↓

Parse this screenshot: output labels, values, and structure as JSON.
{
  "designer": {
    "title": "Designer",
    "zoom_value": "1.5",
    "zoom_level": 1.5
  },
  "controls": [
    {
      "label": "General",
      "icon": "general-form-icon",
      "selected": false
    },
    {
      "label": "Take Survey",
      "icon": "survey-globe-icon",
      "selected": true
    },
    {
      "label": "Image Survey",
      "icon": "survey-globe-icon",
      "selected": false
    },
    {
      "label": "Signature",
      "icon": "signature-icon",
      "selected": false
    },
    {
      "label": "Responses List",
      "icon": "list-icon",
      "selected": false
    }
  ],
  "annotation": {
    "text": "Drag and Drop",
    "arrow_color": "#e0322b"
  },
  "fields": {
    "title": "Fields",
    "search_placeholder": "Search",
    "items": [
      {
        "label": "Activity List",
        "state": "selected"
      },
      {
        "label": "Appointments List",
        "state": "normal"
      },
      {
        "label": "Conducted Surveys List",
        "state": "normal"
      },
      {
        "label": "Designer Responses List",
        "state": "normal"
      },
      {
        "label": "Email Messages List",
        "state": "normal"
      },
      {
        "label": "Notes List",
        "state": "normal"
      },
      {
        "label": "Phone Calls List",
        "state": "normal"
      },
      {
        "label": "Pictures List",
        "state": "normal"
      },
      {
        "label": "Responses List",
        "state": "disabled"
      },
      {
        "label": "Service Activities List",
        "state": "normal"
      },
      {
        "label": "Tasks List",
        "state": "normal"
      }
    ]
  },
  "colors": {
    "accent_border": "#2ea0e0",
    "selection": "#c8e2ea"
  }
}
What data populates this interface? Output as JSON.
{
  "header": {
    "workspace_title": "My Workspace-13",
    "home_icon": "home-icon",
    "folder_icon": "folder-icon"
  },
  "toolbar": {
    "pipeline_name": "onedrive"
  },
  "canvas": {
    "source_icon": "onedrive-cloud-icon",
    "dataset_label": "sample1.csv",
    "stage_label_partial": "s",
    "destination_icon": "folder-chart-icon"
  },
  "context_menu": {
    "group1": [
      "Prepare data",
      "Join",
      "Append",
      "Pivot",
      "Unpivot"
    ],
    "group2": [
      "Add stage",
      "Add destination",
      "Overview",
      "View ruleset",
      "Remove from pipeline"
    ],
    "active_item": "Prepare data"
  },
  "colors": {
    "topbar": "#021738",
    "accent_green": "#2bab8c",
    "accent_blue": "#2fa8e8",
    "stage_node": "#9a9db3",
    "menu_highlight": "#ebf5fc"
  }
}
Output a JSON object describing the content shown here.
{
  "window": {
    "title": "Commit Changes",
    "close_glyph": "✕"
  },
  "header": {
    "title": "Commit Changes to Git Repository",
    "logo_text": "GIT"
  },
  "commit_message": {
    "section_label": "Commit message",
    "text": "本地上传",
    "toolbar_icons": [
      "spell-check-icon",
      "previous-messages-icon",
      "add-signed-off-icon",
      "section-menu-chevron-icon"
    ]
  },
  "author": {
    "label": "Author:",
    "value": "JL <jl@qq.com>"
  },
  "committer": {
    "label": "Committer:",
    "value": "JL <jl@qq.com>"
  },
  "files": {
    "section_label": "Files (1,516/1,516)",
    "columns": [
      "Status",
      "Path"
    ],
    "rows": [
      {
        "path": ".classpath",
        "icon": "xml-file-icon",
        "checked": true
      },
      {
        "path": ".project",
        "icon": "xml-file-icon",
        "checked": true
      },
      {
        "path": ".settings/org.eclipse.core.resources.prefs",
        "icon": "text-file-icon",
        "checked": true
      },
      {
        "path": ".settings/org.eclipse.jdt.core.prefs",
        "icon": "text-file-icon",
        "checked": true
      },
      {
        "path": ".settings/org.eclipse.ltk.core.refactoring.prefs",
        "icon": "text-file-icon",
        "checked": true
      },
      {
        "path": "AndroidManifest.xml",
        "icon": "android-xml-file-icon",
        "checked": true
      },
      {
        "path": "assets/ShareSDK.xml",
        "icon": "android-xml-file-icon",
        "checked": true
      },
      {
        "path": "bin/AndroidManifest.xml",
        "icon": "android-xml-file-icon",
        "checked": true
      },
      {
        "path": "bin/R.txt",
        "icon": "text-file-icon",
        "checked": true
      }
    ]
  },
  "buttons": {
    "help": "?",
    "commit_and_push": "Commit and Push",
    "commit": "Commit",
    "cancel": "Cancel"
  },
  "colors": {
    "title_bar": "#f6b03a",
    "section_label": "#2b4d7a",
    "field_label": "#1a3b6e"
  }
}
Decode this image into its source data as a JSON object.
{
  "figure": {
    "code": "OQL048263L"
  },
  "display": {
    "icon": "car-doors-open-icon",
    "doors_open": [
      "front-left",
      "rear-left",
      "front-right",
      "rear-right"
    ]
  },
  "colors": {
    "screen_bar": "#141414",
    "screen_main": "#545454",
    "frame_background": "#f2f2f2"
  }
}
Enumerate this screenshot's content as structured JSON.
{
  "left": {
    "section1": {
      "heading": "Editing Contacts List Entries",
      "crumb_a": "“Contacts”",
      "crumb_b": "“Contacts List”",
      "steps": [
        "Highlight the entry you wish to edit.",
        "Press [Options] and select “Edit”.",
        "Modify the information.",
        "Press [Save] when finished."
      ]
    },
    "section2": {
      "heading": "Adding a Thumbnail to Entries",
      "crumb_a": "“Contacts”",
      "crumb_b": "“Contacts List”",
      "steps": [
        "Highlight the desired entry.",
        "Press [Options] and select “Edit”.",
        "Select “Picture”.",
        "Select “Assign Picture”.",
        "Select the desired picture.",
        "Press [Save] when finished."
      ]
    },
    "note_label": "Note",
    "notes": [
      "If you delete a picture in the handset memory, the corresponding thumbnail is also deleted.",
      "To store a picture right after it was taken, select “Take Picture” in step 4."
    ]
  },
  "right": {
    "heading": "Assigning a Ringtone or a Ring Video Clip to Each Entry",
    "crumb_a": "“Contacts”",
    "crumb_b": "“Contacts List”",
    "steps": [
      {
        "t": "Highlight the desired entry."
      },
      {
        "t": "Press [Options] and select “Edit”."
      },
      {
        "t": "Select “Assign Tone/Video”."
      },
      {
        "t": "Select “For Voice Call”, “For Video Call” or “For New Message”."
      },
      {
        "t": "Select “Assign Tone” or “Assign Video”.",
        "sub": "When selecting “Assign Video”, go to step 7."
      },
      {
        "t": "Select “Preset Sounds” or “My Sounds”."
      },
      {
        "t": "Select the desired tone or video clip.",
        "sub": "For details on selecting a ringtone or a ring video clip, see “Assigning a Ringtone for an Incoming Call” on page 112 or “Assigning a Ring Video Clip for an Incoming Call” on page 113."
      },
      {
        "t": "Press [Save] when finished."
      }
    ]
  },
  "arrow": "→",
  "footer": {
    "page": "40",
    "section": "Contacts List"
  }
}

↑

*Aim*: Print all the data exactly.

*Solution to this exercise*:
Parse this screenshot: output labels, values, and structure as JSON.
{
  "designer": {
    "title": "Designer",
    "zoom_value": "1.5",
    "zoom_level": 1.5
  },
  "controls": [
    {
      "label": "General",
      "icon": "general-form-icon",
      "selected": false
    },
    {
      "label": "Take Survey",
      "icon": "survey-globe-icon",
      "selected": true
    },
    {
      "label": "Image Survey",
      "icon": "survey-globe-icon",
      "selected": false
    },
    {
      "label": "Signature",
      "icon": "signature-icon",
      "selected": false
    },
    {
      "label": "Responses List",
      "icon": "list-icon",
      "selected": false
    }
  ],
  "annotation": {
    "text": "Drag and Drop",
    "arrow_color": "#e0322b"
  },
  "fields": {
    "title": "Fields",
    "search_placeholder": "Search",
    "items": [
      {
        "label": "Activity List",
        "state": "selected"
      },
      {
        "label": "Appointments List",
        "state": "normal"
      },
      {
        "label": "Conducted Surveys List",
        "state": "normal"
      },
      {
        "label": "Designer Responses List",
        "state": "normal"
      },
      {
        "label": "Email Messages List",
        "state": "normal"
      },
      {
        "label": "Notes List",
        "state": "normal"
      },
      {
        "label": "Phone Calls List",
        "state": "normal"
      },
      {
        "label": "Pictures List",
        "state": "normal"
      },
      {
        "label": "Responses List",
        "state": "disabled"
      },
      {
        "label": "Service Activities List",
        "state": "normal"
      },
      {
        "label": "Tasks List",
        "state": "normal"
      }
    ]
  },
  "colors": {
    "accent_border": "#2ea0e0",
    "selection": "#c8e2ea"
  }
}
What data populates this interface? Output as JSON.
{
  "header": {
    "workspace_title": "My Workspace-13",
    "home_icon": "home-icon",
    "folder_icon": "folder-icon"
  },
  "toolbar": {
    "pipeline_name": "onedrive"
  },
  "canvas": {
    "source_icon": "onedrive-cloud-icon",
    "dataset_label": "sample1.csv",
    "stage_label_partial": "s",
    "destination_icon": "folder-chart-icon"
  },
  "context_menu": {
    "group1": [
      "Prepare data",
      "Join",
      "Append",
      "Pivot",
      "Unpivot"
    ],
    "group2": [
      "Add stage",
      "Add destination",
      "Overview",
      "View ruleset",
      "Remove from pipeline"
    ],
    "active_item": "Prepare data"
  },
  "colors": {
    "topbar": "#021738",
    "accent_green": "#2bab8c",
    "accent_blue": "#2fa8e8",
    "stage_node": "#9a9db3",
    "menu_highlight": "#ebf5fc"
  }
}
Output a JSON object describing the content shown here.
{
  "window": {
    "title": "Commit Changes",
    "close_glyph": "✕"
  },
  "header": {
    "title": "Commit Changes to Git Repository",
    "logo_text": "GIT"
  },
  "commit_message": {
    "section_label": "Commit message",
    "text": "本地上传",
    "toolbar_icons": [
      "spell-check-icon",
      "previous-messages-icon",
      "add-signed-off-icon",
      "section-menu-chevron-icon"
    ]
  },
  "author": {
    "label": "Author:",
    "value": "JL <jl@qq.com>"
  },
  "committer": {
    "label": "Committer:",
    "value": "JL <jl@qq.com>"
  },
  "files": {
    "section_label": "Files (1,516/1,516)",
    "columns": [
      "Status",
      "Path"
    ],
    "rows": [
      {
        "path": ".classpath",
        "icon": "xml-file-icon",
        "checked": true
      },
      {
        "path": ".project",
        "icon": "xml-file-icon",
        "checked": true
      },
      {
        "path": ".settings/org.eclipse.core.resources.prefs",
        "icon": "text-file-icon",
        "checked": true
      },
      {
        "path": ".settings/org.eclipse.jdt.core.prefs",
        "icon": "text-file-icon",
        "checked": true
      },
      {
        "path": ".settings/org.eclipse.ltk.core.refactoring.prefs",
        "icon": "text-file-icon",
        "checked": true
      },
      {
        "path": "AndroidManifest.xml",
        "icon": "android-xml-file-icon",
        "checked": true
      },
      {
        "path": "assets/ShareSDK.xml",
        "icon": "android-xml-file-icon",
        "checked": true
      },
      {
        "path": "bin/AndroidManifest.xml",
        "icon": "android-xml-file-icon",
        "checked": true
      },
      {
        "path": "bin/R.txt",
        "icon": "text-file-icon",
        "checked": true
      }
    ]
  },
  "buttons": {
    "help": "?",
    "commit_and_push": "Commit and Push",
    "commit": "Commit",
    "cancel": "Cancel"
  },
  "colors": {
    "title_bar": "#f6b03a",
    "section_label": "#2b4d7a",
    "field_label": "#1a3b6e"
  }
}
Decode this image into its source data as a JSON object.
{
  "figure": {
    "code": "OQL048263L"
  },
  "display": {
    "icon": "car-doors-open-icon",
    "doors_open": [
      "front-left",
      "rear-left",
      "front-right",
      "rear-right"
    ]
  },
  "colors": {
    "screen_bar": "#141414",
    "screen_main": "#545454",
    "frame_background": "#f2f2f2"
  }
}
Enumerate this screenshot's content as structured JSON.
{
  "left": {
    "section1": {
      "heading": "Editing Contacts List Entries",
      "crumb_a": "“Contacts”",
      "crumb_b": "“Contacts List”",
      "steps": [
        "Highlight the entry you wish to edit.",
        "Press [Options] and select “Edit”.",
        "Modify the information.",
        "Press [Save] when finished."
      ]
    },
    "section2": {
      "heading": "Adding a Thumbnail to Entries",
      "crumb_a": "“Contacts”",
      "crumb_b": "“Contacts List”",
      "steps": [
        "Highlight the desired entry.",
        "Press [Options] and select “Edit”.",
        "Select “Picture”.",
        "Select “Assign Picture”.",
        "Select the desired picture.",
        "Press [Save] when finished."
      ]
    },
    "note_label": "Note",
    "notes": [
      "If you delete a picture in the handset memory, the corresponding thumbnail is also deleted.",
      "To store a picture right after it was taken, select “Take Picture” in step 4."
    ]
  },
  "right": {
    "heading": "Assigning a Ringtone or a Ring Video Clip to Each Entry",
    "crumb_a": "“Contacts”",
    "crumb_b": "“Contacts List”",
    "steps": [
      {
        "t": "Highlight the desired entry."
      },
      {
        "t": "Press [Options] and select “Edit”."
      },
      {
        "t": "Select “Assign Tone/Video”."
      },
      {
        "t": "Select “For Voice Call”, “For Video Call” or “For New Message”."
      },
      {
        "t": "Select “Assign Tone” or “Assign Video”.",
        "sub": "When selecting “Assign Video”, go to step 7."
      },
      {
        "t": "Select “Preset Sounds” or “My Sounds”."
      },
      {
        "t": "Select the desired tone or video clip.",
        "sub": "For details on selecting a ringtone or a ring video clip, see “Assigning a Ringtone for an Incoming Call” on page 112 or “Assigning a Ring Video Clip for an Incoming Call” on page 113."
      },
      {
        "t": "Press [Save] when finished."
      }
    ]
  },
  "arrow": "→",
  "footer": {
    "page": "40",
    "section": "Contacts List"
  }
}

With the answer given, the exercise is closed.